_POLECENIE A_: Na podstawie tekstu o ryczałtach za nocleg dla kierowców wyjaśnij w jednym–trzech zdaniach, dlaczego kierowcy powinni określać wysokość stawki ryczałtu w umowach lub regulaminach.
_POLECENIE B_: Przedstaw w formie krótkiej listy akapit tekstu o ryczałtach za nocleg, który zaczyna się od słów „– Kierowcy, którzy uregulowali tę kwestię”, zachowując jego główne informacje.
_POLECENIE C_: Dopisz dalszy ciąg tekstu o ryczałtach za nocleg dla kierowców, zaczynając od miejsca, w którym się kończy.

Efekt? Negatywne rozstrzygnięcie sprawy z punktu widzenia kierowcy. Co więcej, ze względu na prawomocnie zakończone postępowanie sądowego, nie ma szans na walkę o te pieniądze. – Kierowca został zobligowany przez Sąd Najwyższy do zwrotu otrzymanej kwoty i w takiej sytuacji jest zobowiązany do zapłaty odsetek za każdy dzień, aż do momentu zwrotu przewoźnikowi całej otrzymanej kwoty pieniężnej – kwituje radca prawny.

Kluczowy zapis w umowach

Walka o ryczałty nie musi się jednak tak kończyć. – Zalecałbym kierowcom, aby kwestie wysokości stawki ryczałtu za noclegi regulowali w umowach o pracę, umowach o współpracę, w układach zbiorowych pracy lub regulaminie wynagradzania. Wtedy nie będzie dochodziło do żadnych wątpliwości w sprawie wypłaty ryczałtu za nocleg – radzi Paweł Łazarewicz.

Dlaczego to takie ważne? Ponieważ, jak tłumaczy radca prawny, obecnie kierowcy mogą dochodzić ryczałtów za nocleg na podstawie Kodeksu pracy i przepisów rozporządzenia o należnościach z tytułu podróży służbowych, w których stawki wynikają właśnie z wymienionych wyżej umów i regulaminów.  

– Kierowcy, którzy uregulowali tę kwestię ww. aktach mogą być spokojni o swoje ryczałty za nocleg – zapewnia Łazarewicz. – W gorszej sytuacji są ci, którzy takich regulacji nie czynili. W takim przypadku doradzałbym im dochodzenie jedynie zwrotu faktycznie poniesionych kosztów noclegu – zaznacza prawnik. 

Było wygodnie? Mniejsze pieniądze

Pieniędzy za nocleg w kabinie mogą oczekiwać nawet ci kierowcy, którzy mają w ciężarówkach przestrzeń przeznaczoną specjalnie w celu komfortowego spędzania odpoczynku. Trzeba jednak pamiętać, że im wyższy standard zapewnianego nocnego odpoczynku, tym niższa powinna być rekompensata.

_DANE_:
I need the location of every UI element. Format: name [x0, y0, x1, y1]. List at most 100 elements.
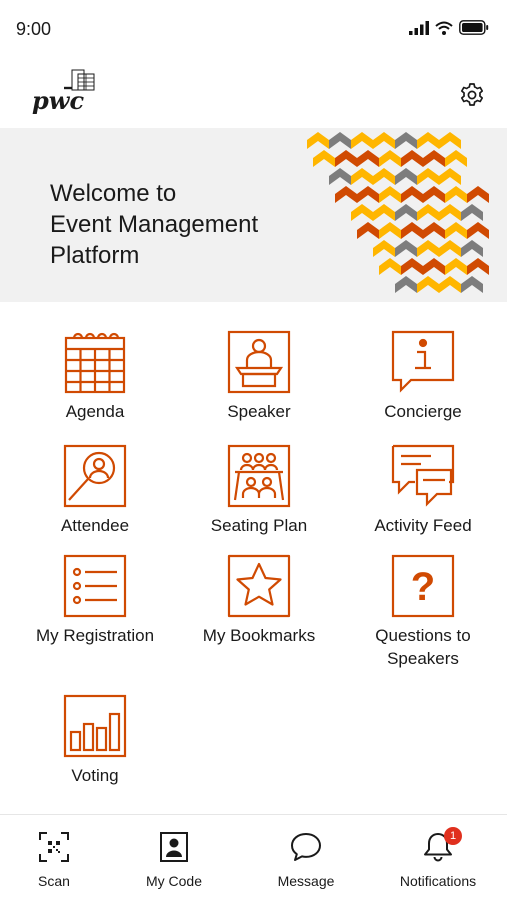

_ODPOWIEDŹ A_: Kierowcy mogą obecnie dochodzić ryczałtów za nocleg na podstawie Kodeksu pracy i rozporządzenia o należnościach z tytułu podróży służbowych, a stawki wynikają właśnie z umów o pracę, umów o współpracę, układów zbiorowych pracy lub regulaminów wynagradzania. Gdy stawka jest w nich zapisana, nie powstają wątpliwości co do wypłaty ryczałtu.

_ODPOWIEDŹ B_:
- Kierowcy, którzy uregulowali tę kwestię we wspomnianych aktach, mogą być spokojni o ryczałty za nocleg.
- W gorszej sytuacji są ci, którzy takich regulacji nie wprowadzili.
- Im prawnik doradza dochodzenie jedynie zwrotu faktycznie poniesionych kosztów noclegu.

_ODPOWIEDŹ C_:
– W listopadzie 2018 r. Sąd Najwyższy stwierdził, że nocleg w kabinie pojazdu, nawet o podwyższonym standardzie, nie niweczy automatycznie zasadności żądania ryczałtów, może co najwyżej wpłynąć na jego wysokość. Ryczałt określony w układzie zbiorowym pracy, regulaminie wynagradzania albo w umowie o pracę może być więc niższy od ustalonego w przepisach wykonawczych, ale równocześnie ma być rzeczywisty, nie iluzoryczny – wskazuje radca prawny. 

Jak dodaje, tego rodzaju decyzja o wartościowaniu kwoty należnego ryczałtu za nocleg pojawiała się w orzeczeniach Sądu Najwyższego nieraz.

– W przypadku, kiedy ścisłe ustalenie wysokości ryczałtu będzie niemożliwe lub utrudnione, to sąd rozstrzygający daną sprawę w zakresie ryczałtu za noclegi, opierać się będzie na wszystkich okolicznościach związanych ze sprawą – dodaje Łazarewicz. 

Rozbieżności w tej sprawie jednak nie brakuje. Stąd też, jak przyznaje radca prawny, przewoźnicy nadal nie mają stuprocentowej pewności, do jakiego stopnia zapewnienie kierowcy przystosowanej do odpoczynku kabiny wiąże się z obowiązkiem zapłaty ryczałtu, a jeśli nawet, to jaka dokładnie ma być jego wysokość.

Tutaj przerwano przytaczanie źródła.